UCTD profiling characteristics vary between the two deployment modes. In free-cast mode, the average free-fall rate is 3.7 dbar s−1 (σ = 0.7 dbar s−1) and is relatively consistent over the 250 m depth range. In tow-yo mode, however, the average fall rate of the UCTD probe decreases from 3 to 2 dbar s−1 over the first 150 m. This decrease in fall rate in tow-yo mode is explained by the relatively light weight of the UCTD probe, making it particularly sensitive to line drag.
The larger mass of the EcoCTD probe has some advantages that result in higher-quality data at a higher spatial resolution possible in tow-yo mode. First, the mass guarantees an average fall rate of approximately 3 dbar s−1, which is comparable to the UCTD probe in free-cast mode (Fig. 2c). This is an important requirement to maintain sufficient water flow past the different sensors. Second, greater momentum of the falling EcoCTD makes the fall rate less sensitive to other motions such as surface waves or ship’s motion ( appendix B). The standard deviation of the fall rate for the EcoCTD is thus smaller than for the UCTD (0.25 and 0.65 dbar s−1, respectively; see Fig. 2c). Third, it makes the EcoCTD less sensitive to line drag, as shown by the smaller depth dependency of the fall rate for the EcoCTD (Fig. 2). When both EcoCTD and UCTD are operated in tow-yo mode, the UCTD experiences a slowdown of 0.8 dbar s−1 (100 m)−1, while the EcoCTD experiences an average slowdown of 0.3 dbar s−1 (100 m)−1. However, the EcoCTD’s larger mass and form drag leads to a longer initial period of acceleration over the first 50 dbar of the water column ( appendix B).
3. Field results
Sea trials were conducted aboard the NATO Research Vessel (NRV) Alliance in the Alboran Sea in June 2018 as part of the CALYPSO Program. The main objective of the field campaign was to unravel the three-dimensional coherent pathways by which water parcels are transported from the surface ocean to depths below the mixed layer. The EcoCTD was deployed to profile the water column repeatedly at a horizontal spacing of 1–2 km across a sharp density front, with the aim of characterizing water mass subduction from the ocean mixed layer to ocean interior as was previously observed in this region by an ocean glider (Ruiz et al. 2009).

Stated task: Translate this sentence from the passage on CTD probe fall rates into Spanish: "This is an important requirement to maintain sufficient water flow past the different sensors."

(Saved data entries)
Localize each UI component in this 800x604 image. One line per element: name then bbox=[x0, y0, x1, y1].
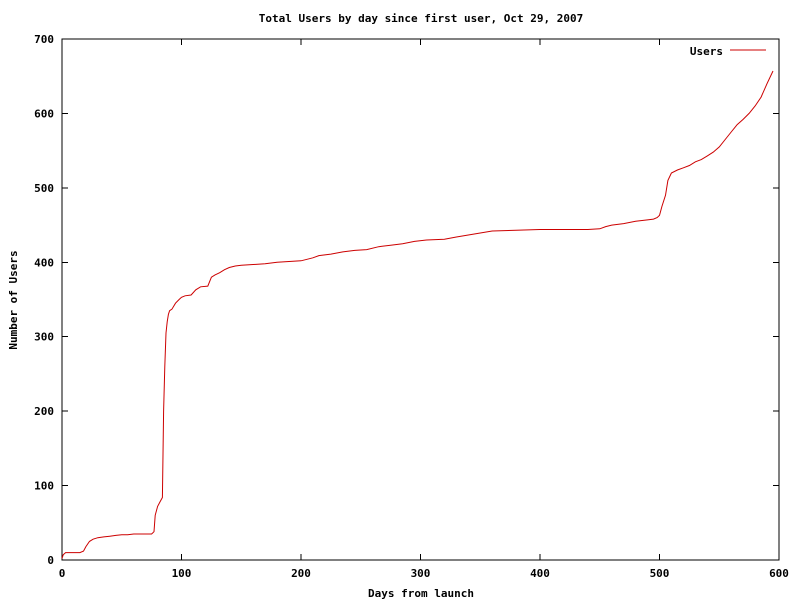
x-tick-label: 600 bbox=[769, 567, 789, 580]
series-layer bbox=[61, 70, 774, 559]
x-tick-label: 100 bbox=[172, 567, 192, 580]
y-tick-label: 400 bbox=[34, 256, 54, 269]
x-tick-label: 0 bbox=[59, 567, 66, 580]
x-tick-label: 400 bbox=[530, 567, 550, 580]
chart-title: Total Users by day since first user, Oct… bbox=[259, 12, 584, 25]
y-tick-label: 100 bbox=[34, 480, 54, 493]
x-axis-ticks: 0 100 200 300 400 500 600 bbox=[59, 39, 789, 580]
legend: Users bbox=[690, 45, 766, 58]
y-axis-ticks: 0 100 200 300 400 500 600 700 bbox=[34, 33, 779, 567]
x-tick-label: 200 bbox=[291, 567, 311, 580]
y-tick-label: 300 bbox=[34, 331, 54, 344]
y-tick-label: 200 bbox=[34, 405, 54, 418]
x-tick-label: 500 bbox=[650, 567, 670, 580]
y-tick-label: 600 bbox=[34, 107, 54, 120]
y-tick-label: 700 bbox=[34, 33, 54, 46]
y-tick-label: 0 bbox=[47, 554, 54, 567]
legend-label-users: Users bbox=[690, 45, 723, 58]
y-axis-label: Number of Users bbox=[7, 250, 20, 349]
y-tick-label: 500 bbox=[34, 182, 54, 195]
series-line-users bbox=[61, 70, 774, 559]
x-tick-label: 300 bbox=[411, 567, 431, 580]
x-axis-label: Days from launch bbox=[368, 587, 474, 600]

Answer in full: Este es un requisito importante para mantener un flujo de agua suficiente a través de los distintos sensores.